## Task details
Please return every record below exactly as it stands.

## Dataset excerpts
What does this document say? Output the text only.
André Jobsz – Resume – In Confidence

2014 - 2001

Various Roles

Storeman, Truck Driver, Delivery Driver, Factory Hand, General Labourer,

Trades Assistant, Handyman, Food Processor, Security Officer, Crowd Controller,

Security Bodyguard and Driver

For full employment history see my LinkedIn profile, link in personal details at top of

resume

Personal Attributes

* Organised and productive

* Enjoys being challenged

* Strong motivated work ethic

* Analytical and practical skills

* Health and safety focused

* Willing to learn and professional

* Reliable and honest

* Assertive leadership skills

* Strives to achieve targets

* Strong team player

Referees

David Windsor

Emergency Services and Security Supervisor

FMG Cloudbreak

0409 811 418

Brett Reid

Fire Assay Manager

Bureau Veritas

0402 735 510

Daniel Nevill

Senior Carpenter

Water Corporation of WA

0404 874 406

## Written solution
What does this document say? Output the text only.
André Jobsz – Resume – In Confidence

2014 - 2001

Various Roles

Storeman, Truck Driver, Delivery Driver, Factory Hand, General Labourer,

Trades Assistant, Handyman, Food Processor, Security Officer, Crowd Controller,

Security Bodyguard and Driver

For full employment history see my LinkedIn profile, link in personal details at top of

resume

Personal Attributes

* Organised and productive

* Enjoys being challenged

* Strong motivated work ethic

* Analytical and practical skills

* Health and safety focused

* Willing to learn and professional

* Reliable and honest

* Assertive leadership skills

* Strives to achieve targets

* Strong team player

Referees

David Windsor

Emergency Services and Security Supervisor

FMG Cloudbreak

0409 811 418

Brett Reid

Fire Assay Manager

Bureau Veritas

0402 735 510

Daniel Nevill

Senior Carpenter

Water Corporation of WA

0404 874 406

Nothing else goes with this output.